» **REQUEST**
Count the lines of the records below that contain the string "between", and state only that number.

» **RECORDS FOR THE TASK**

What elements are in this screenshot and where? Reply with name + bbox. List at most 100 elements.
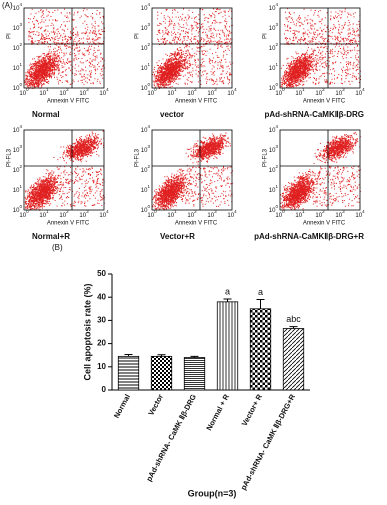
y-axis-label: PI (263, 33, 269, 39)
tick-label: 104 (99, 87, 109, 96)
dot-cloud (24, 8, 105, 90)
tick-base: 10 (13, 168, 20, 174)
plot-title: pAd-shRNA-CaMKⅡβ-DRG+R (254, 232, 364, 241)
tick-exponent: 1 (174, 87, 177, 92)
tick-exponent: 4 (362, 87, 365, 92)
tick-base: 10 (187, 213, 194, 219)
tick-base: 10 (13, 208, 20, 214)
tick-label: 101 (141, 184, 151, 193)
tick-base: 10 (141, 148, 148, 154)
error-bar (289, 326, 298, 329)
tick-exponent: 3 (19, 22, 22, 27)
tick-base: 10 (79, 91, 86, 97)
dot-cloud (152, 8, 233, 89)
tick-label: 103 (141, 144, 151, 153)
x-axis-label: Annexin V FITC (175, 99, 218, 105)
tick-label: 102 (13, 42, 23, 51)
tick-label: 104 (13, 124, 23, 133)
tick-exponent: 0 (282, 87, 285, 92)
tick-exponent: 0 (275, 82, 278, 87)
error-bar (124, 354, 133, 357)
tick-label: 104 (227, 209, 237, 218)
tick-label: 102 (315, 209, 325, 218)
tick-base: 10 (39, 91, 46, 97)
tick-label: 101 (13, 184, 23, 193)
tick-exponent: 0 (26, 209, 29, 214)
tick-label: 100 (19, 209, 29, 218)
tick-label: 104 (355, 87, 365, 96)
tick-base: 10 (269, 46, 276, 52)
tick-exponent: 1 (302, 209, 305, 214)
plot-frame (151, 129, 233, 211)
x-axis-label: Group(n=3) (188, 488, 237, 498)
tick-base: 10 (13, 66, 20, 72)
x-axis-label: Annexin V FITC (303, 99, 346, 105)
tick-base: 10 (315, 213, 322, 219)
tick-exponent: 0 (154, 209, 157, 214)
tick-label: 102 (59, 87, 69, 96)
tick-exponent: 0 (19, 204, 22, 209)
annotation: a (225, 286, 230, 296)
tick-base: 10 (141, 26, 148, 32)
tick-exponent: 4 (147, 124, 150, 129)
tick-exponent: 2 (322, 209, 325, 214)
tick-base: 10 (141, 128, 148, 134)
tick-base: 10 (269, 148, 276, 154)
y-axis-label: PI-FL3 (263, 148, 269, 167)
tick-base: 10 (269, 208, 276, 214)
tick-exponent: 1 (19, 62, 22, 67)
panel-label: (B) (52, 243, 63, 252)
plot-title: pAd-shRNA-CaMKⅡβ-DRG (265, 110, 364, 119)
tick-label: 104 (269, 124, 279, 133)
tick-label: 100 (275, 209, 285, 218)
tick-label: 100 (141, 204, 151, 213)
tick-label: 100 (269, 204, 279, 213)
flow-plot: Annexin V FITC PI-FL3 pAd-shRNA-CaMKⅡβ-DRG… (254, 129, 364, 241)
x-axis-label: Annexin V FITC (47, 221, 90, 227)
y-tick-label: 50 (97, 269, 106, 278)
tick-exponent: 4 (275, 124, 278, 129)
dot-cloud (280, 8, 361, 89)
tick-label: 102 (269, 42, 279, 51)
flow-plot: Annexin V FITC PI vector (135, 7, 233, 119)
bar (183, 357, 206, 391)
x-axis-label: Annexin V FITC (303, 221, 346, 227)
tick-label: 103 (335, 87, 345, 96)
tick-exponent: 3 (342, 209, 345, 214)
tick-base: 10 (79, 213, 86, 219)
tick-base: 10 (269, 86, 276, 92)
x-axis-label: Annexin V FITC (175, 221, 218, 227)
error-bar (256, 299, 265, 309)
tick-base: 10 (141, 66, 148, 72)
tick-exponent: 1 (275, 184, 278, 189)
tick-exponent: 0 (26, 87, 29, 92)
tick-label: 102 (315, 87, 325, 96)
tick-exponent: 2 (194, 87, 197, 92)
bar (216, 301, 239, 391)
tick-label: 104 (141, 124, 151, 133)
tick-label: 103 (207, 87, 217, 96)
tick-base: 10 (269, 128, 276, 134)
tick-label: 101 (141, 62, 151, 71)
tick-exponent: 4 (234, 209, 237, 214)
tick-base: 10 (335, 91, 342, 97)
tick-base: 10 (355, 213, 362, 219)
tick-exponent: 3 (147, 144, 150, 149)
tick-label: 103 (269, 144, 279, 153)
tick-label: 100 (13, 82, 23, 91)
tick-exponent: 4 (19, 2, 22, 7)
y-axis-label: PI-FL3 (135, 148, 141, 167)
tick-exponent: 0 (19, 82, 22, 87)
tick-base: 10 (59, 91, 66, 97)
panel-label: (A) (2, 1, 13, 10)
y-axis-label: PI (7, 33, 13, 39)
tick-label: 101 (39, 209, 49, 218)
tick-exponent: 2 (275, 164, 278, 169)
plot-title: vector (160, 110, 184, 119)
tick-label: 100 (141, 82, 151, 91)
y-tick-label: 30 (97, 316, 106, 325)
tick-exponent: 3 (214, 87, 217, 92)
x-tick-label: Vector+ R (240, 392, 265, 427)
tick-label: 103 (79, 87, 89, 96)
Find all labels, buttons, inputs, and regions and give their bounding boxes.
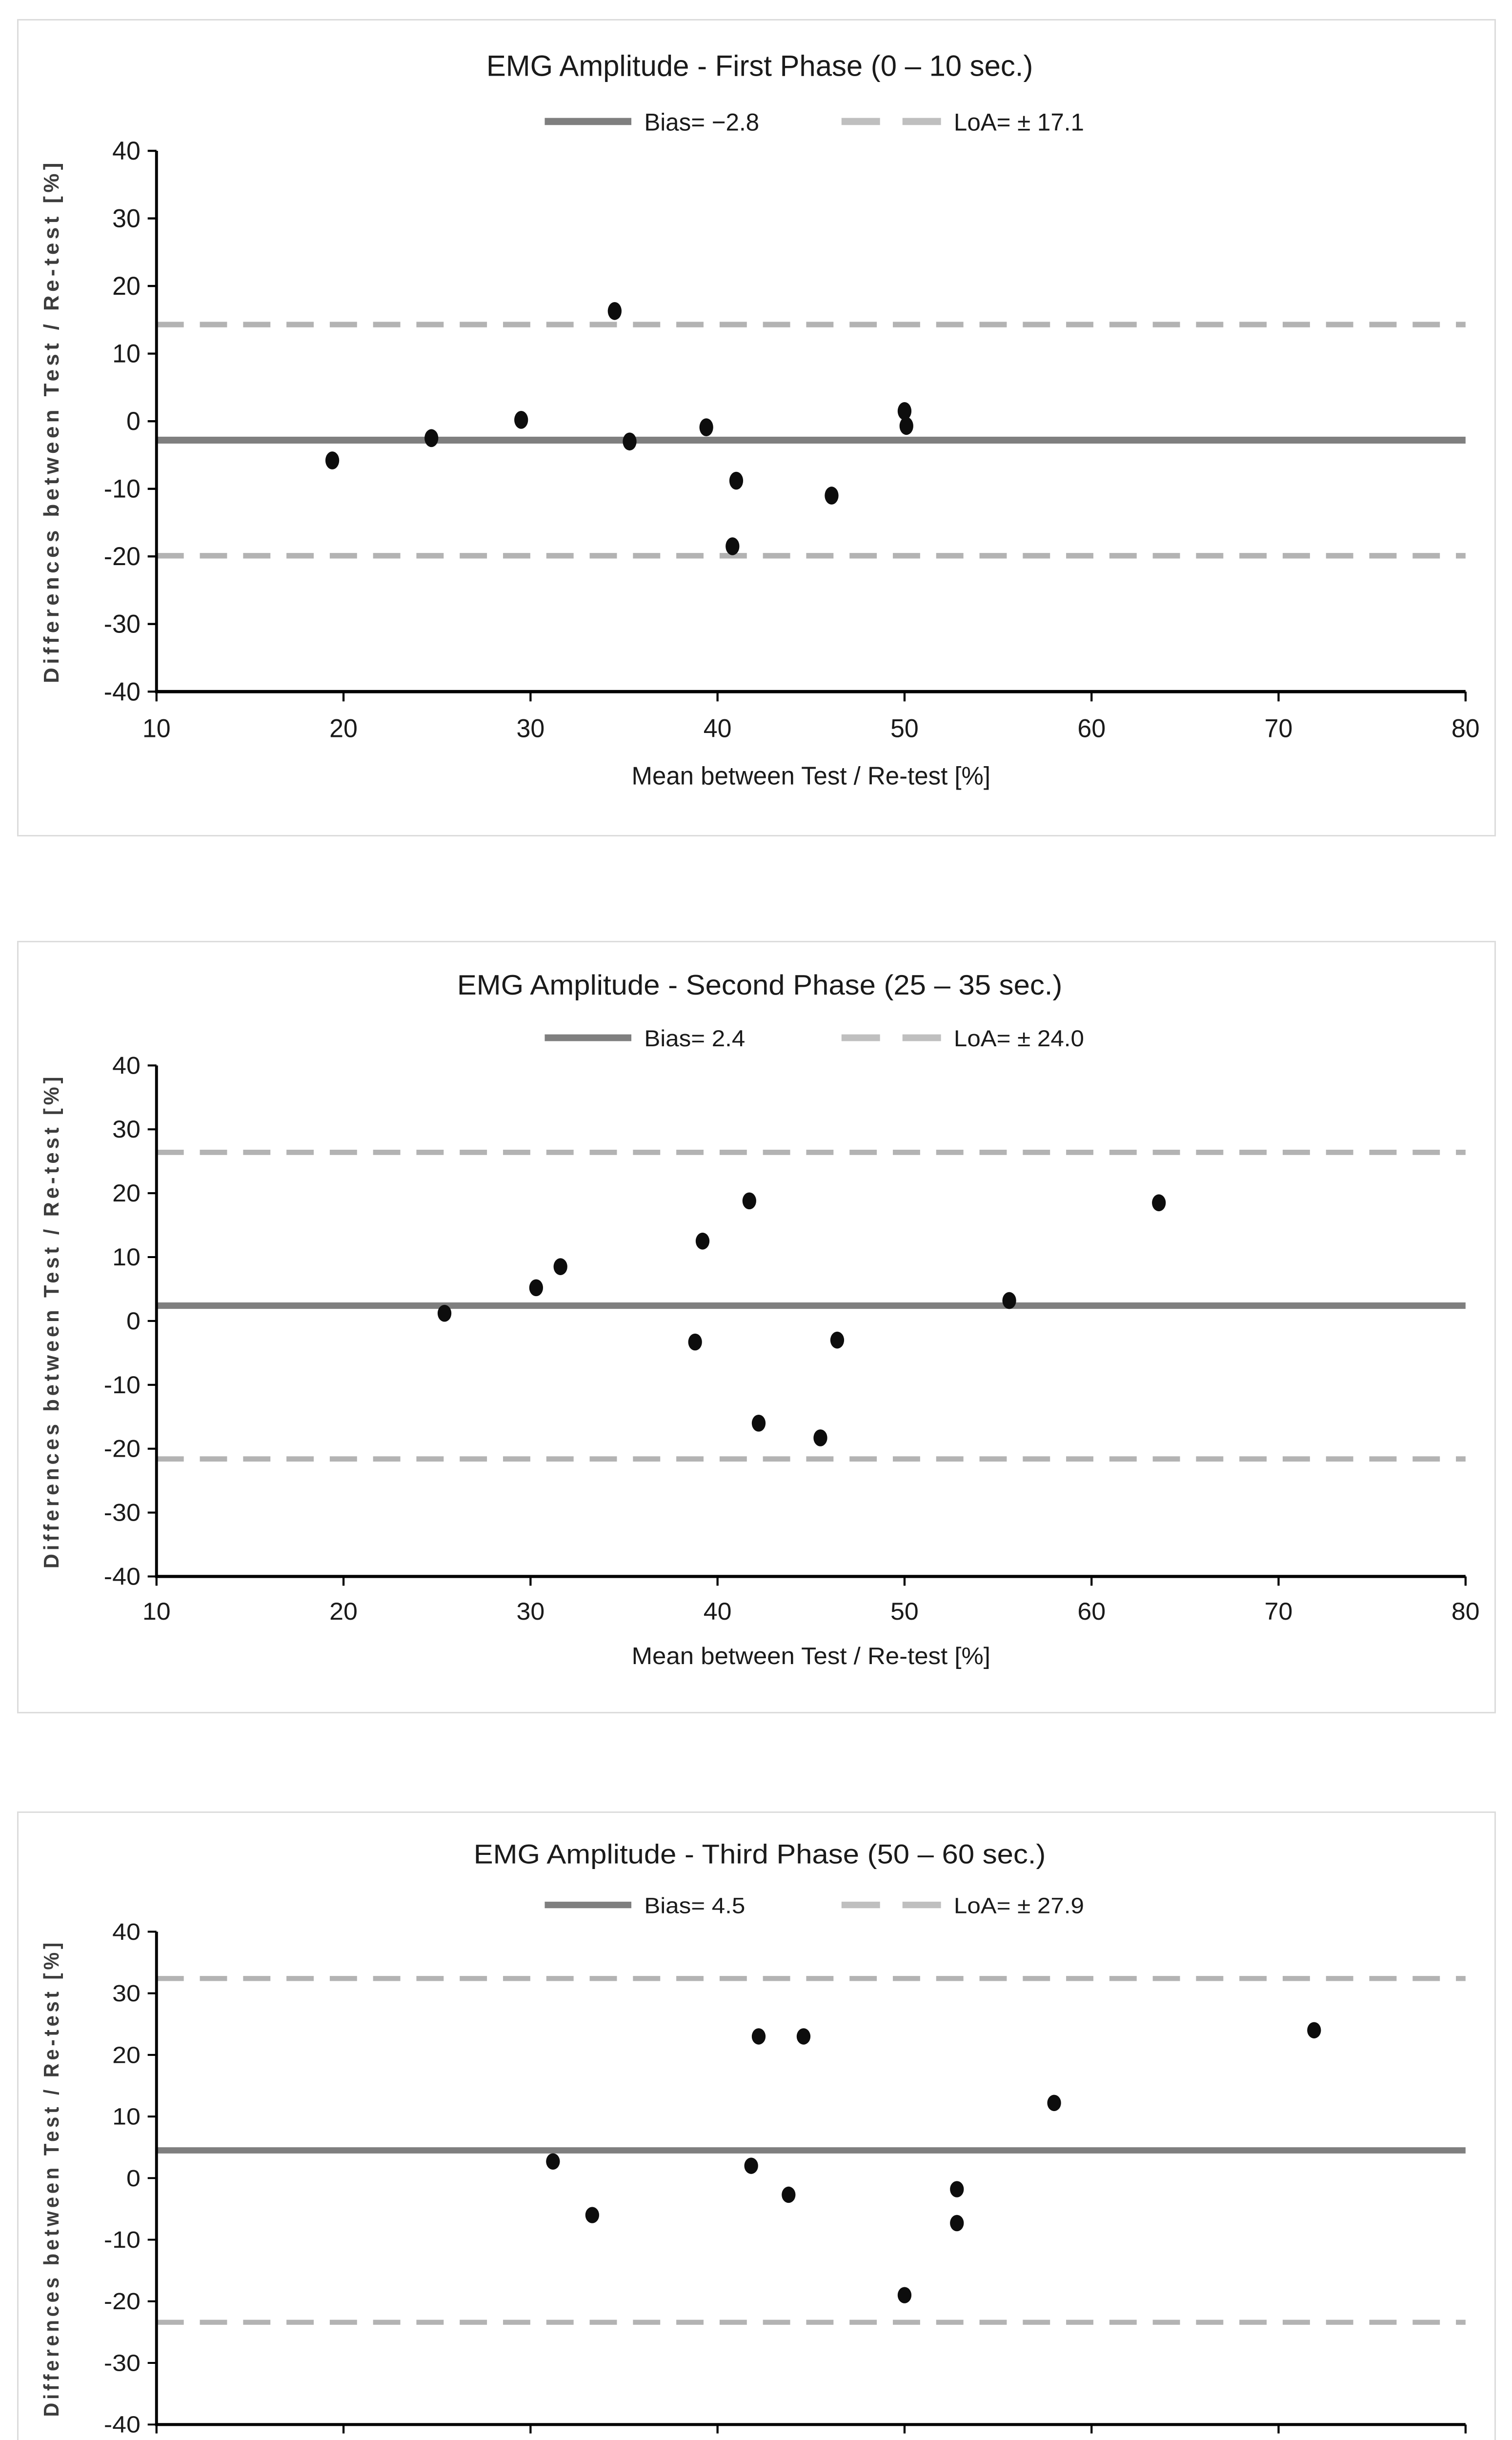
y-tick-label: -10 [104,475,141,503]
data-point [950,2181,964,2197]
y-tick-label: -10 [104,2227,141,2253]
x-tick-label: 60 [1077,1598,1106,1625]
bland-altman-chart-second-phase: EMG Amplitude - Second Phase (25 – 35 se… [40,970,1480,1669]
y-tick-label: 30 [112,204,141,233]
y-tick-label: -40 [104,2412,141,2438]
chart-title: EMG Amplitude - Third Phase (50 – 60 sec… [474,1839,1046,1869]
data-point [1307,2022,1321,2039]
data-point [830,1331,845,1349]
x-tick-label: 80 [1452,1598,1480,1625]
y-tick-label: 10 [112,1243,141,1271]
y-tick-label: 10 [112,340,141,368]
data-point [897,2287,912,2303]
legend-bias-label: Bias= 2.4 [644,1026,745,1052]
y-tick-label: -10 [104,1371,141,1399]
data-point [437,1304,452,1322]
x-tick-label: 30 [516,1598,544,1625]
y-tick-label: -30 [104,610,141,638]
data-point [742,1192,756,1210]
y-tick-label: 30 [112,1116,141,1143]
data-point [782,2186,796,2203]
y-tick-label: 20 [112,2042,141,2068]
legend-bias-label: Bias= −2.8 [644,108,759,136]
y-tick-label: -40 [104,1563,141,1590]
y-tick-label: -30 [104,2350,141,2376]
chart-panel-second-phase: EMG Amplitude - Second Phase (25 – 35 se… [17,941,1496,1713]
bland-altman-chart-third-phase: EMG Amplitude - Third Phase (50 – 60 sec… [40,1839,1467,2438]
y-tick-label: -30 [104,1499,141,1526]
y-axis-label: Differences between Test / Re-test [%] [40,1074,63,1569]
data-point [950,2215,964,2232]
x-tick-label: 10 [142,714,171,743]
x-tick-label: 70 [1265,714,1293,743]
chart-title: EMG Amplitude - Second Phase (25 – 35 se… [457,970,1062,1001]
x-tick-label: 50 [890,1598,919,1625]
data-point [899,417,913,435]
data-point [1152,1194,1166,1212]
y-tick-label: 0 [126,1307,141,1335]
x-axis-label: Mean between Test / Re-test [%] [632,762,990,790]
data-point [623,432,637,451]
y-tick-label: 40 [112,1052,141,1079]
x-tick-label: 70 [1265,1598,1293,1625]
legend-loa-label: LoA= ± 24.0 [954,1026,1084,1052]
chart-panel-first-phase: EMG Amplitude - First Phase (0 – 10 sec.… [17,19,1496,836]
y-tick-label: 0 [126,2165,141,2192]
data-point [325,451,340,469]
data-point [699,418,713,436]
data-point [796,2028,811,2045]
data-point [553,1258,567,1275]
x-tick-label: 60 [1077,714,1106,743]
data-point [585,2207,599,2223]
data-point [514,411,528,429]
y-axis-label: Differences between Test / Re-test [%] [40,1939,63,2417]
legend-loa-label: LoA= ± 17.1 [954,108,1084,136]
y-tick-label: -20 [104,543,141,571]
y-tick-label: -40 [104,678,141,706]
data-point [726,537,740,555]
data-point [529,1279,543,1297]
x-tick-label: 10 [142,1598,171,1625]
data-point [695,1232,710,1250]
legend-loa-label: LoA= ± 27.9 [954,1893,1084,1918]
data-point [729,471,744,490]
y-tick-label: 40 [112,137,141,165]
chart-panel-third-phase: EMG Amplitude - Third Phase (50 – 60 sec… [17,1811,1496,2440]
x-tick-label: 30 [516,714,544,743]
bland-altman-chart-first-phase: EMG Amplitude - First Phase (0 – 10 sec.… [40,49,1480,790]
data-point [825,487,839,505]
y-tick-label: 0 [126,407,141,436]
x-axis-label: Mean between Test / Re-test [%] [632,1643,990,1669]
x-tick-label: 80 [1452,714,1480,743]
y-axis-label: Differences between Test / Re-test [%] [40,159,63,683]
x-tick-label: 20 [329,714,358,743]
x-tick-label: 50 [890,714,919,743]
data-point [1002,1292,1016,1309]
x-tick-label: 20 [329,1598,358,1625]
data-point [897,402,912,420]
x-tick-label: 40 [704,1598,732,1625]
legend-bias-label: Bias= 4.5 [644,1893,745,1918]
y-tick-label: 20 [112,272,141,301]
chart-title: EMG Amplitude - First Phase (0 – 10 sec.… [486,49,1033,82]
data-point [813,1429,827,1446]
y-tick-label: -20 [104,1435,141,1463]
y-tick-label: 20 [112,1179,141,1207]
y-tick-label: 40 [112,1919,141,1945]
y-tick-label: 10 [112,2103,141,2130]
y-tick-label: 30 [112,1980,141,2007]
y-tick-label: -20 [104,2288,141,2315]
data-point [1047,2094,1061,2112]
data-point [744,2157,758,2174]
data-point [751,2028,766,2045]
data-point [607,302,622,320]
data-point [688,1333,702,1351]
x-tick-label: 40 [704,714,732,743]
data-point [424,429,439,447]
data-point [546,2153,560,2170]
data-point [751,1414,766,1432]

» **TASK RESULT**
5